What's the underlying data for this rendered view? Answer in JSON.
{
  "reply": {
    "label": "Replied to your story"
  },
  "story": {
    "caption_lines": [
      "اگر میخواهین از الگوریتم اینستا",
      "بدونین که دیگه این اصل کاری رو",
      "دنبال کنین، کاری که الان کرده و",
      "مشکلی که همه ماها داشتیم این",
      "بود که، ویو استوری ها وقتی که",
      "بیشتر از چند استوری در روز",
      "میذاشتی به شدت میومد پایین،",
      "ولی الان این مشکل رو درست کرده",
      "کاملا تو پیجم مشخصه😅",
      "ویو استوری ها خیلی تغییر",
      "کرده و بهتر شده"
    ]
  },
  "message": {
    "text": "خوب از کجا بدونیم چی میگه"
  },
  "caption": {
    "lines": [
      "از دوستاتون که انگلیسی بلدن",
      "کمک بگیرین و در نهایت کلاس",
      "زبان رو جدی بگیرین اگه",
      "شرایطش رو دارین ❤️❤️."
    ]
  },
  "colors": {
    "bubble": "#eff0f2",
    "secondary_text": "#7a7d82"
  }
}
○ ○ ○ ○ ○ ○ ○
* **Goal**: Every line above needs to be retyped exactly.

* **Answer to the exercise**:
What's the underlying data for this rendered view? Answer in JSON.
{
  "reply": {
    "label": "Replied to your story"
  },
  "story": {
    "caption_lines": [
      "اگر میخواهین از الگوریتم اینستا",
      "بدونین که دیگه این اصل کاری رو",
      "دنبال کنین، کاری که الان کرده و",
      "مشکلی که همه ماها داشتیم این",
      "بود که، ویو استوری ها وقتی که",
      "بیشتر از چند استوری در روز",
      "میذاشتی به شدت میومد پایین،",
      "ولی الان این مشکل رو درست کرده",
      "کاملا تو پیجم مشخصه😅",
      "ویو استوری ها خیلی تغییر",
      "کرده و بهتر شده"
    ]
  },
  "message": {
    "text": "خوب از کجا بدونیم چی میگه"
  },
  "caption": {
    "lines": [
      "از دوستاتون که انگلیسی بلدن",
      "کمک بگیرین و در نهایت کلاس",
      "زبان رو جدی بگیرین اگه",
      "شرایطش رو دارین ❤️❤️."
    ]
  },
  "colors": {
    "bubble": "#eff0f2",
    "secondary_text": "#7a7d82"
  }
}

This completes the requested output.